◆ AIM OF THE EXERCISE
Return, exactly as written, the line containing "Transcribe this image's" and every line after it to the end of the records below, with no pictures.
■ ■ ■ ■
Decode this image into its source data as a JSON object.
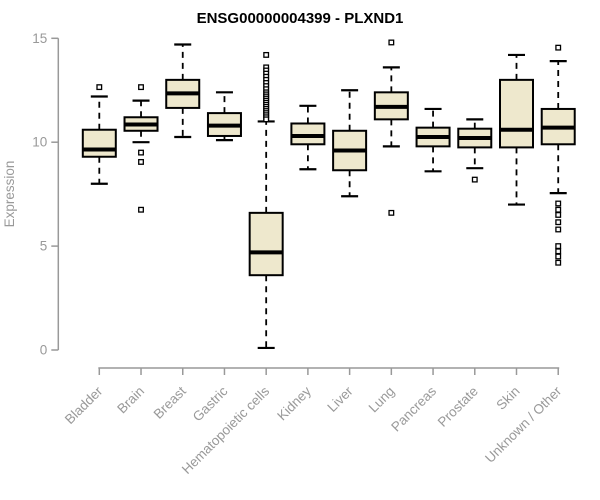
{
  "chart_data": {
    "type": "boxplot",
    "title": "ENSG00000004399 - PLXND1",
    "xlabel": "",
    "ylabel": "Expression",
    "ylim": [
      0,
      15
    ],
    "yticks": [
      0,
      5,
      10,
      15
    ],
    "grid": false,
    "legend": "none",
    "x_label_rotation_deg": 45,
    "colors": {
      "box_fill": "#EEE8CD",
      "box_stroke": "#000000",
      "axis": "#999999",
      "tick_text": "#999999",
      "title_text": "#000000",
      "background": "#ffffff"
    },
    "categories": [
      "Bladder",
      "Brain",
      "Breast",
      "Gastric",
      "Hematopoietic cells",
      "Kidney",
      "Liver",
      "Lung",
      "Pancreas",
      "Prostate",
      "Skin",
      "Unknown / Other"
    ],
    "series": [
      {
        "name": "Bladder",
        "whisker_low": 8.0,
        "q1": 9.3,
        "median": 9.65,
        "q3": 10.6,
        "whisker_high": 12.2,
        "outliers": [
          12.65
        ]
      },
      {
        "name": "Brain",
        "whisker_low": 10.0,
        "q1": 10.55,
        "median": 10.85,
        "q3": 11.2,
        "whisker_high": 12.0,
        "outliers": [
          12.65,
          9.5,
          9.05,
          6.75
        ]
      },
      {
        "name": "Breast",
        "whisker_low": 10.25,
        "q1": 11.65,
        "median": 12.35,
        "q3": 13.0,
        "whisker_high": 14.7,
        "outliers": []
      },
      {
        "name": "Gastric",
        "whisker_low": 10.1,
        "q1": 10.3,
        "median": 10.8,
        "q3": 11.4,
        "whisker_high": 12.4,
        "outliers": []
      },
      {
        "name": "Hematopoietic cells",
        "whisker_low": 0.1,
        "q1": 3.6,
        "median": 4.7,
        "q3": 6.6,
        "whisker_high": 11.0,
        "outliers": [
          14.2,
          13.6,
          13.45,
          13.3,
          13.15,
          13.0,
          12.85,
          12.7,
          12.55,
          12.4,
          12.3,
          12.2,
          12.1,
          12.0,
          11.9,
          11.8,
          11.7,
          11.6,
          11.5,
          11.4,
          11.3,
          11.2,
          11.1
        ]
      },
      {
        "name": "Kidney",
        "whisker_low": 8.7,
        "q1": 9.9,
        "median": 10.3,
        "q3": 10.9,
        "whisker_high": 11.75,
        "outliers": []
      },
      {
        "name": "Liver",
        "whisker_low": 7.4,
        "q1": 8.65,
        "median": 9.6,
        "q3": 10.55,
        "whisker_high": 12.5,
        "outliers": []
      },
      {
        "name": "Lung",
        "whisker_low": 9.8,
        "q1": 11.1,
        "median": 11.7,
        "q3": 12.4,
        "whisker_high": 13.6,
        "outliers": [
          14.8,
          6.6
        ]
      },
      {
        "name": "Pancreas",
        "whisker_low": 8.6,
        "q1": 9.8,
        "median": 10.25,
        "q3": 10.7,
        "whisker_high": 11.6,
        "outliers": []
      },
      {
        "name": "Prostate",
        "whisker_low": 8.75,
        "q1": 9.75,
        "median": 10.2,
        "q3": 10.65,
        "whisker_high": 11.1,
        "outliers": [
          8.2
        ]
      },
      {
        "name": "Skin",
        "whisker_low": 7.0,
        "q1": 9.75,
        "median": 10.6,
        "q3": 13.0,
        "whisker_high": 14.2,
        "outliers": []
      },
      {
        "name": "Unknown / Other",
        "whisker_low": 7.55,
        "q1": 9.9,
        "median": 10.7,
        "q3": 11.6,
        "whisker_high": 13.9,
        "outliers": [
          14.55,
          7.05,
          6.75,
          6.5,
          6.15,
          5.8,
          5.0,
          4.75,
          4.5,
          4.2
        ]
      }
    ]
  }
}
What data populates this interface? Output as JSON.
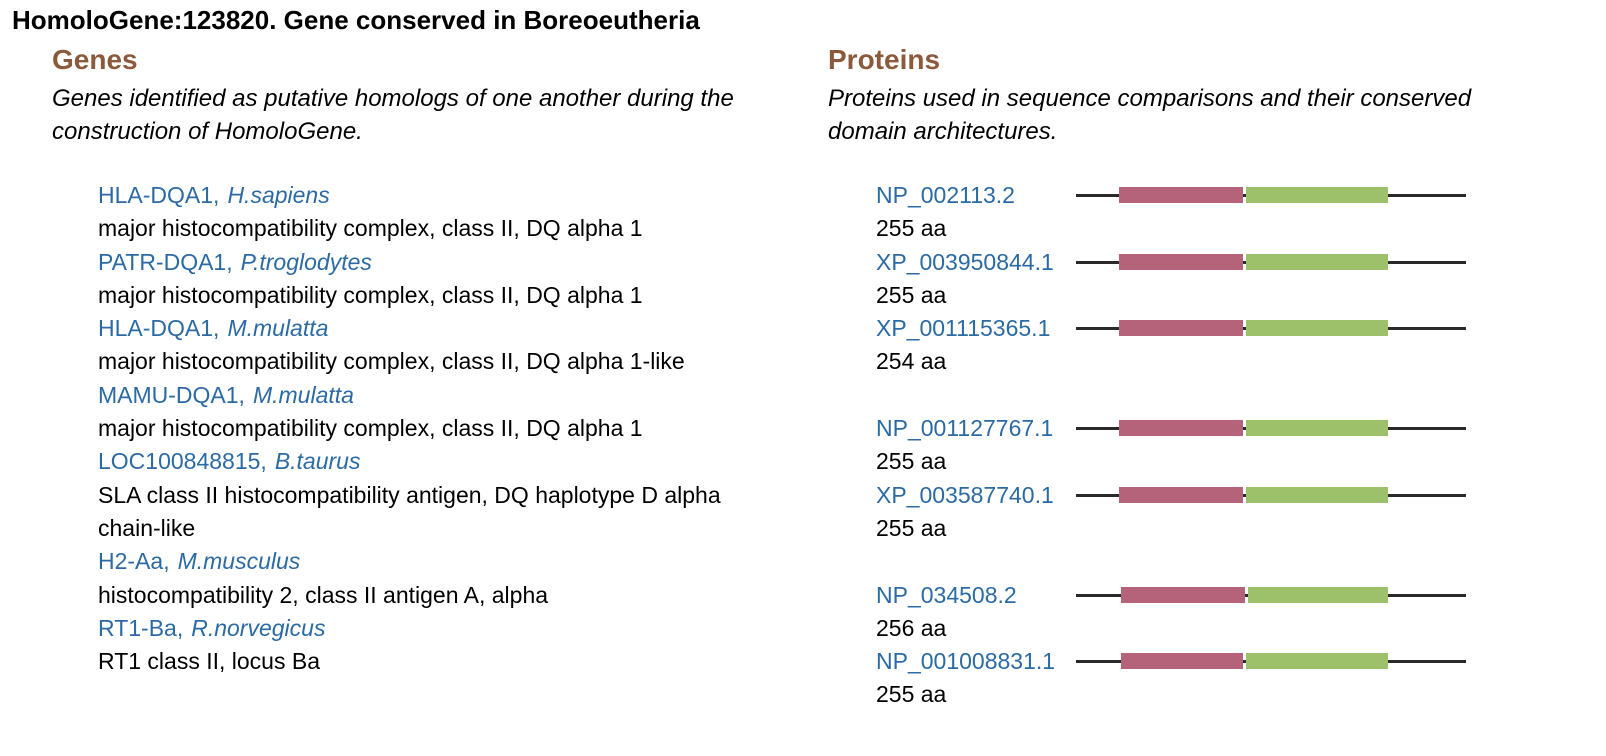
{
  "title": "HomoloGene:123820. Gene conserved in Boreoeutheria",
  "genes": {
    "heading": "Genes",
    "description": "Genes identified as putative homologs of one another during the construction of HomoloGene.",
    "items": [
      {
        "symbol": "HLA-DQA1,",
        "species": "H.sapiens",
        "description": "major histocompatibility complex, class II, DQ alpha 1"
      },
      {
        "symbol": "PATR-DQA1,",
        "species": "P.troglodytes",
        "description": "major histocompatibility complex, class II, DQ alpha 1"
      },
      {
        "symbol": "HLA-DQA1,",
        "species": "M.mulatta",
        "description": "major histocompatibility complex, class II, DQ alpha 1-like"
      },
      {
        "symbol": "MAMU-DQA1,",
        "species": "M.mulatta",
        "description": "major histocompatibility complex, class II, DQ alpha 1"
      },
      {
        "symbol": "LOC100848815,",
        "species": "B.taurus",
        "description": "SLA class II histocompatibility antigen, DQ haplotype D alpha chain-like"
      },
      {
        "symbol": "H2-Aa,",
        "species": "M.musculus",
        "description": "histocompatibility 2, class II antigen A, alpha"
      },
      {
        "symbol": "RT1-Ba,",
        "species": "R.norvegicus",
        "description": "RT1 class II, locus Ba"
      }
    ]
  },
  "proteins": {
    "heading": "Proteins",
    "description": "Proteins used in sequence comparisons and their conserved domain architectures.",
    "items": [
      {
        "accession": "NP_002113.2",
        "length": "255 aa"
      },
      {
        "accession": "XP_003950844.1",
        "length": "255 aa"
      },
      {
        "accession": "XP_001115365.1",
        "length": "254 aa"
      },
      {
        "accession": "NP_001127767.1",
        "length": "255 aa"
      },
      {
        "accession": "XP_003587740.1",
        "length": "255 aa"
      },
      {
        "accession": "NP_034508.2",
        "length": "256 aa"
      },
      {
        "accession": "NP_001008831.1",
        "length": "255 aa"
      }
    ]
  },
  "colors": {
    "heading": "#8b5a3c",
    "link": "#2b6aa3",
    "domain_1": "#b5627b",
    "domain_2": "#9dc06a"
  }
}
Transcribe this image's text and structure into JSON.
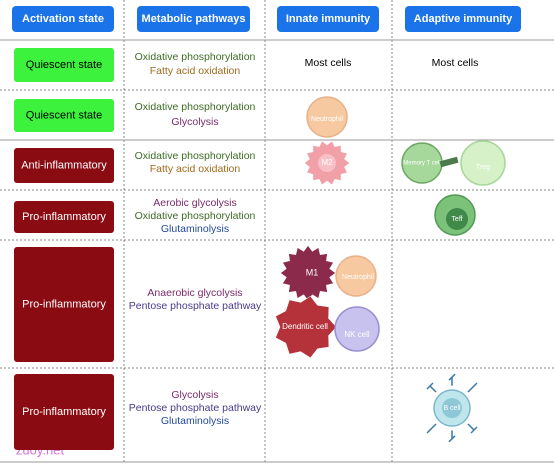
{
  "header": [
    "Activation state",
    "Metabolic pathways",
    "Innate immunity",
    "Adaptive immunity"
  ],
  "rows": [
    {
      "state": "Quiescent state",
      "pathways": [
        "Oxidative phosphorylation",
        "Fatty acid oxidation"
      ],
      "innate": [
        "Most cells"
      ],
      "adaptive": [
        "Most cells"
      ]
    },
    {
      "state": "Quiescent state",
      "pathways": [
        "Oxidative phosphorylation",
        "Glycolysis"
      ],
      "innate": [
        "Neutrophil"
      ],
      "adaptive": []
    },
    {
      "state": "Anti-inflammatory",
      "pathways": [
        "Oxidative phosphorylation",
        "Fatty acid oxidation"
      ],
      "innate": [
        "M2"
      ],
      "adaptive": [
        "Memory T cell",
        "Treg"
      ]
    },
    {
      "state": "Pro-inflammatory",
      "pathways": [
        "Aerobic glycolysis",
        "Oxidative phosphorylation",
        "Glutaminolysis"
      ],
      "innate": [],
      "adaptive": [
        "Teff"
      ]
    },
    {
      "state": "Pro-inflammatory",
      "pathways": [
        "Anaerobic glycolysis",
        "Pentose phosphate pathway"
      ],
      "innate": [
        "M1",
        "Neutrophil",
        "Dendritic cell",
        "NK cell"
      ],
      "adaptive": []
    },
    {
      "state": "Pro-inflammatory",
      "pathways": [
        "Glycolysis",
        "Pentose phosphate pathway",
        "Glutaminolysis"
      ],
      "innate": [],
      "adaptive": [
        "B cell"
      ]
    }
  ],
  "watermark": "zuoy.net"
}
■ ■ ■ ■
◆ OUTPUT OF THE TASK
Transcribe this image's text and structure into JSON.
{
  "header": [
    "Activation state",
    "Metabolic pathways",
    "Innate immunity",
    "Adaptive immunity"
  ],
  "rows": [
    {
      "state": "Quiescent state",
      "pathways": [
        "Oxidative phosphorylation",
        "Fatty acid oxidation"
      ],
      "innate": [
        "Most cells"
      ],
      "adaptive": [
        "Most cells"
      ]
    },
    {
      "state": "Quiescent state",
      "pathways": [
        "Oxidative phosphorylation",
        "Glycolysis"
      ],
      "innate": [
        "Neutrophil"
      ],
      "adaptive": []
    },
    {
      "state": "Anti-inflammatory",
      "pathways": [
        "Oxidative phosphorylation",
        "Fatty acid oxidation"
      ],
      "innate": [
        "M2"
      ],
      "adaptive": [
        "Memory T cell",
        "Treg"
      ]
    },
    {
      "state": "Pro-inflammatory",
      "pathways": [
        "Aerobic glycolysis",
        "Oxidative phosphorylation",
        "Glutaminolysis"
      ],
      "innate": [],
      "adaptive": [
        "Teff"
      ]
    },
    {
      "state": "Pro-inflammatory",
      "pathways": [
        "Anaerobic glycolysis",
        "Pentose phosphate pathway"
      ],
      "innate": [
        "M1",
        "Neutrophil",
        "Dendritic cell",
        "NK cell"
      ],
      "adaptive": []
    },
    {
      "state": "Pro-inflammatory",
      "pathways": [
        "Glycolysis",
        "Pentose phosphate pathway",
        "Glutaminolysis"
      ],
      "innate": [],
      "adaptive": [
        "B cell"
      ]
    }
  ],
  "watermark": "zuoy.net"
}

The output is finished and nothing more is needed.